### Required work
Your task is to print the material below exactly as presented.

^^^^

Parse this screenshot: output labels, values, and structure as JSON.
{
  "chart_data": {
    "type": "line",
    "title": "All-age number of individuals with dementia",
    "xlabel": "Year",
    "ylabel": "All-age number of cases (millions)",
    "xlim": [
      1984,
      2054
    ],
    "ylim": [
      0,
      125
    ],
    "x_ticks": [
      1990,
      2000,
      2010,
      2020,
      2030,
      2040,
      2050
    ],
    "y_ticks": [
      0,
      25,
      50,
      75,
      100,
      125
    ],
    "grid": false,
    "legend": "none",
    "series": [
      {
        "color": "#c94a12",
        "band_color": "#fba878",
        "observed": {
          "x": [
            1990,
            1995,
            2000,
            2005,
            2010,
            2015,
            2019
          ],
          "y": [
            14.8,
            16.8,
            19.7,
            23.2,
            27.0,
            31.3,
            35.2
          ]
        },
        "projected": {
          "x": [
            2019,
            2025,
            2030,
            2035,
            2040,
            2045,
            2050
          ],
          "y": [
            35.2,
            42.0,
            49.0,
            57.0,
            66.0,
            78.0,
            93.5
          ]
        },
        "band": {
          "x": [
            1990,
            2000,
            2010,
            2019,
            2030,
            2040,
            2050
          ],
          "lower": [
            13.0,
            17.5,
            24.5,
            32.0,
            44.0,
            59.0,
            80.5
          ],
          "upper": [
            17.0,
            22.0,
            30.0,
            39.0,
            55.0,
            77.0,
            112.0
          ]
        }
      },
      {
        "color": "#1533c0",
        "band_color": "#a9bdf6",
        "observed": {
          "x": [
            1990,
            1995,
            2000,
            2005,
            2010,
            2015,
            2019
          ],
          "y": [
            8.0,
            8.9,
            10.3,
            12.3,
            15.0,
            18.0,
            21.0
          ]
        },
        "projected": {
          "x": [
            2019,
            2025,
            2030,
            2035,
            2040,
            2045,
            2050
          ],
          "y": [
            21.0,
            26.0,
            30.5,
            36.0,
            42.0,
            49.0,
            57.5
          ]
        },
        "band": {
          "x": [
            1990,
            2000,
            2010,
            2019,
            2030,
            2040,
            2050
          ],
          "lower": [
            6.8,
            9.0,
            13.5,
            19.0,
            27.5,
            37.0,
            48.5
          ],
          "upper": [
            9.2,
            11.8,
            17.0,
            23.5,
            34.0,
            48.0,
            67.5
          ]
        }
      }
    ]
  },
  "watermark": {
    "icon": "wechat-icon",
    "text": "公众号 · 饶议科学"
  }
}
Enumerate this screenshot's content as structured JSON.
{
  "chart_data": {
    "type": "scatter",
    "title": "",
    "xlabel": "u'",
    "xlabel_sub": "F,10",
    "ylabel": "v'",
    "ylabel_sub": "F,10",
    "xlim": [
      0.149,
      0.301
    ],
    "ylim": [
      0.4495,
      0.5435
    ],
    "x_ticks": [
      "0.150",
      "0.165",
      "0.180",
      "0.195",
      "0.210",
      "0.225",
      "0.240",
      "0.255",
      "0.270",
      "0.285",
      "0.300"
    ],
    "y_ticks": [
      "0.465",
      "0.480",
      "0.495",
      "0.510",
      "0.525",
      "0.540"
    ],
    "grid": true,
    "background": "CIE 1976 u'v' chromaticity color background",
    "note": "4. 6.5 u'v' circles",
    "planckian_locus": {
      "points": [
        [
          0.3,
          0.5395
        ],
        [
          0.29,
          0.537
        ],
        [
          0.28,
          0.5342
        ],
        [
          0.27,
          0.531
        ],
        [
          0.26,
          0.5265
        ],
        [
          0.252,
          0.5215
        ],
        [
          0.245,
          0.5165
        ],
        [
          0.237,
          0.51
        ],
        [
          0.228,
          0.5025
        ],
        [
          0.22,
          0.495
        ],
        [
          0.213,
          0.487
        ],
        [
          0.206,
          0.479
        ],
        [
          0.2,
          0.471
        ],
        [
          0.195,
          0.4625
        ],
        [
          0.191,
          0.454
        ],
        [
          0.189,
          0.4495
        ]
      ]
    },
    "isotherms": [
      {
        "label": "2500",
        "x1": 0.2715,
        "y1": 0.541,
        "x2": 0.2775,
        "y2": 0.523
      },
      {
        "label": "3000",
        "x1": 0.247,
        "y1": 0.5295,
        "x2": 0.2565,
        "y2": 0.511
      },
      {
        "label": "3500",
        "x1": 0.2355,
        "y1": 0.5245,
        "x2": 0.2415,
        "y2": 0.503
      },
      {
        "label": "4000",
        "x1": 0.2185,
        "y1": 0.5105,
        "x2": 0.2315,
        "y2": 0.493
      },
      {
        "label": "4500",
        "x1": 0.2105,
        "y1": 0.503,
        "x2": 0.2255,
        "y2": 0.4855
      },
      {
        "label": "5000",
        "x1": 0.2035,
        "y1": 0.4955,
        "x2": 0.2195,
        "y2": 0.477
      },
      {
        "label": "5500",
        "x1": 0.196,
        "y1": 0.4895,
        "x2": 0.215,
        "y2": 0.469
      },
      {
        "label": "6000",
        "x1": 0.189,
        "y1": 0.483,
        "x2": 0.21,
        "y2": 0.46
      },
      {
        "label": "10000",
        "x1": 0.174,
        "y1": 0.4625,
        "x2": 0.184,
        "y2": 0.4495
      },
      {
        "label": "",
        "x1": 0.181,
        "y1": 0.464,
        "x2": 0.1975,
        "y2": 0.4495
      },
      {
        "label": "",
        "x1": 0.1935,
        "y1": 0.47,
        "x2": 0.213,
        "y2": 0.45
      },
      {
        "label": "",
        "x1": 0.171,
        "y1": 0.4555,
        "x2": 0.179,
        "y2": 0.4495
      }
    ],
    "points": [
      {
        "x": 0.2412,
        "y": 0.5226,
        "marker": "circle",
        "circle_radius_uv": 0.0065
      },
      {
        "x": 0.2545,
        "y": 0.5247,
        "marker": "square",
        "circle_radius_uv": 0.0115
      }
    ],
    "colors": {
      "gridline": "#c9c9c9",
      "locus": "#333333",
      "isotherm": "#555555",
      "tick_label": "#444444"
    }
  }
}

^^^^

### Written response
Parse this screenshot: output labels, values, and structure as JSON.
{
  "chart_data": {
    "type": "line",
    "title": "All-age number of individuals with dementia",
    "xlabel": "Year",
    "ylabel": "All-age number of cases (millions)",
    "xlim": [
      1984,
      2054
    ],
    "ylim": [
      0,
      125
    ],
    "x_ticks": [
      1990,
      2000,
      2010,
      2020,
      2030,
      2040,
      2050
    ],
    "y_ticks": [
      0,
      25,
      50,
      75,
      100,
      125
    ],
    "grid": false,
    "legend": "none",
    "series": [
      {
        "color": "#c94a12",
        "band_color": "#fba878",
        "observed": {
          "x": [
            1990,
            1995,
            2000,
            2005,
            2010,
            2015,
            2019
          ],
          "y": [
            14.8,
            16.8,
            19.7,
            23.2,
            27.0,
            31.3,
            35.2
          ]
        },
        "projected": {
          "x": [
            2019,
            2025,
            2030,
            2035,
            2040,
            2045,
            2050
          ],
          "y": [
            35.2,
            42.0,
            49.0,
            57.0,
            66.0,
            78.0,
            93.5
          ]
        },
        "band": {
          "x": [
            1990,
            2000,
            2010,
            2019,
            2030,
            2040,
            2050
          ],
          "lower": [
            13.0,
            17.5,
            24.5,
            32.0,
            44.0,
            59.0,
            80.5
          ],
          "upper": [
            17.0,
            22.0,
            30.0,
            39.0,
            55.0,
            77.0,
            112.0
          ]
        }
      },
      {
        "color": "#1533c0",
        "band_color": "#a9bdf6",
        "observed": {
          "x": [
            1990,
            1995,
            2000,
            2005,
            2010,
            2015,
            2019
          ],
          "y": [
            8.0,
            8.9,
            10.3,
            12.3,
            15.0,
            18.0,
            21.0
          ]
        },
        "projected": {
          "x": [
            2019,
            2025,
            2030,
            2035,
            2040,
            2045,
            2050
          ],
          "y": [
            21.0,
            26.0,
            30.5,
            36.0,
            42.0,
            49.0,
            57.5
          ]
        },
        "band": {
          "x": [
            1990,
            2000,
            2010,
            2019,
            2030,
            2040,
            2050
          ],
          "lower": [
            6.8,
            9.0,
            13.5,
            19.0,
            27.5,
            37.0,
            48.5
          ],
          "upper": [
            9.2,
            11.8,
            17.0,
            23.5,
            34.0,
            48.0,
            67.5
          ]
        }
      }
    ]
  },
  "watermark": {
    "icon": "wechat-icon",
    "text": "公众号 · 饶议科学"
  }
}
Enumerate this screenshot's content as structured JSON.
{
  "chart_data": {
    "type": "scatter",
    "title": "",
    "xlabel": "u'",
    "xlabel_sub": "F,10",
    "ylabel": "v'",
    "ylabel_sub": "F,10",
    "xlim": [
      0.149,
      0.301
    ],
    "ylim": [
      0.4495,
      0.5435
    ],
    "x_ticks": [
      "0.150",
      "0.165",
      "0.180",
      "0.195",
      "0.210",
      "0.225",
      "0.240",
      "0.255",
      "0.270",
      "0.285",
      "0.300"
    ],
    "y_ticks": [
      "0.465",
      "0.480",
      "0.495",
      "0.510",
      "0.525",
      "0.540"
    ],
    "grid": true,
    "background": "CIE 1976 u'v' chromaticity color background",
    "note": "4. 6.5 u'v' circles",
    "planckian_locus": {
      "points": [
        [
          0.3,
          0.5395
        ],
        [
          0.29,
          0.537
        ],
        [
          0.28,
          0.5342
        ],
        [
          0.27,
          0.531
        ],
        [
          0.26,
          0.5265
        ],
        [
          0.252,
          0.5215
        ],
        [
          0.245,
          0.5165
        ],
        [
          0.237,
          0.51
        ],
        [
          0.228,
          0.5025
        ],
        [
          0.22,
          0.495
        ],
        [
          0.213,
          0.487
        ],
        [
          0.206,
          0.479
        ],
        [
          0.2,
          0.471
        ],
        [
          0.195,
          0.4625
        ],
        [
          0.191,
          0.454
        ],
        [
          0.189,
          0.4495
        ]
      ]
    },
    "isotherms": [
      {
        "label": "2500",
        "x1": 0.2715,
        "y1": 0.541,
        "x2": 0.2775,
        "y2": 0.523
      },
      {
        "label": "3000",
        "x1": 0.247,
        "y1": 0.5295,
        "x2": 0.2565,
        "y2": 0.511
      },
      {
        "label": "3500",
        "x1": 0.2355,
        "y1": 0.5245,
        "x2": 0.2415,
        "y2": 0.503
      },
      {
        "label": "4000",
        "x1": 0.2185,
        "y1": 0.5105,
        "x2": 0.2315,
        "y2": 0.493
      },
      {
        "label": "4500",
        "x1": 0.2105,
        "y1": 0.503,
        "x2": 0.2255,
        "y2": 0.4855
      },
      {
        "label": "5000",
        "x1": 0.2035,
        "y1": 0.4955,
        "x2": 0.2195,
        "y2": 0.477
      },
      {
        "label": "5500",
        "x1": 0.196,
        "y1": 0.4895,
        "x2": 0.215,
        "y2": 0.469
      },
      {
        "label": "6000",
        "x1": 0.189,
        "y1": 0.483,
        "x2": 0.21,
        "y2": 0.46
      },
      {
        "label": "10000",
        "x1": 0.174,
        "y1": 0.4625,
        "x2": 0.184,
        "y2": 0.4495
      },
      {
        "label": "",
        "x1": 0.181,
        "y1": 0.464,
        "x2": 0.1975,
        "y2": 0.4495
      },
      {
        "label": "",
        "x1": 0.1935,
        "y1": 0.47,
        "x2": 0.213,
        "y2": 0.45
      },
      {
        "label": "",
        "x1": 0.171,
        "y1": 0.4555,
        "x2": 0.179,
        "y2": 0.4495
      }
    ],
    "points": [
      {
        "x": 0.2412,
        "y": 0.5226,
        "marker": "circle",
        "circle_radius_uv": 0.0065
      },
      {
        "x": 0.2545,
        "y": 0.5247,
        "marker": "square",
        "circle_radius_uv": 0.0115
      }
    ],
    "colors": {
      "gridline": "#c9c9c9",
      "locus": "#333333",
      "isotherm": "#555555",
      "tick_label": "#444444"
    }
  }
}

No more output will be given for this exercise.